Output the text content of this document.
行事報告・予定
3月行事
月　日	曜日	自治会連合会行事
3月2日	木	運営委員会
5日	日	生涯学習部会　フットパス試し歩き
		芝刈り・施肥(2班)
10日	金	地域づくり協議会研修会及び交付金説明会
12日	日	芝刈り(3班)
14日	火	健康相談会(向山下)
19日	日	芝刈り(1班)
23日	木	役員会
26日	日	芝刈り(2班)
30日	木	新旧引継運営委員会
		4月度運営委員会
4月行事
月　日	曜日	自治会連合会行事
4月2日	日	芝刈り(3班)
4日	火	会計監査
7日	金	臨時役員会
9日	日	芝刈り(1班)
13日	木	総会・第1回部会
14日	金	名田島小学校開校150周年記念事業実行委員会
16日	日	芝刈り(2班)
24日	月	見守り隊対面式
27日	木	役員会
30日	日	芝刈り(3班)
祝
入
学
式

_ _ _ _ _

Task to carry out:
Recopy all the lines exactly as they appear.

Reply to the task:
Output the text content of this document.
行事報告・予定
3月行事
月　日	曜日	自治会連合会行事
3月2日	木	運営委員会
5日	日	生涯学習部会　フットパス試し歩き
		芝刈り・施肥(2班)
10日	金	地域づくり協議会研修会及び交付金説明会
12日	日	芝刈り(3班)
14日	火	健康相談会(向山下)
19日	日	芝刈り(1班)
23日	木	役員会
26日	日	芝刈り(2班)
30日	木	新旧引継運営委員会
		4月度運営委員会
4月行事
月　日	曜日	自治会連合会行事
4月2日	日	芝刈り(3班)
4日	火	会計監査
7日	金	臨時役員会
9日	日	芝刈り(1班)
13日	木	総会・第1回部会
14日	金	名田島小学校開校150周年記念事業実行委員会
16日	日	芝刈り(2班)
24日	月	見守り隊対面式
27日	木	役員会
30日	日	芝刈り(3班)
祝
入
学
式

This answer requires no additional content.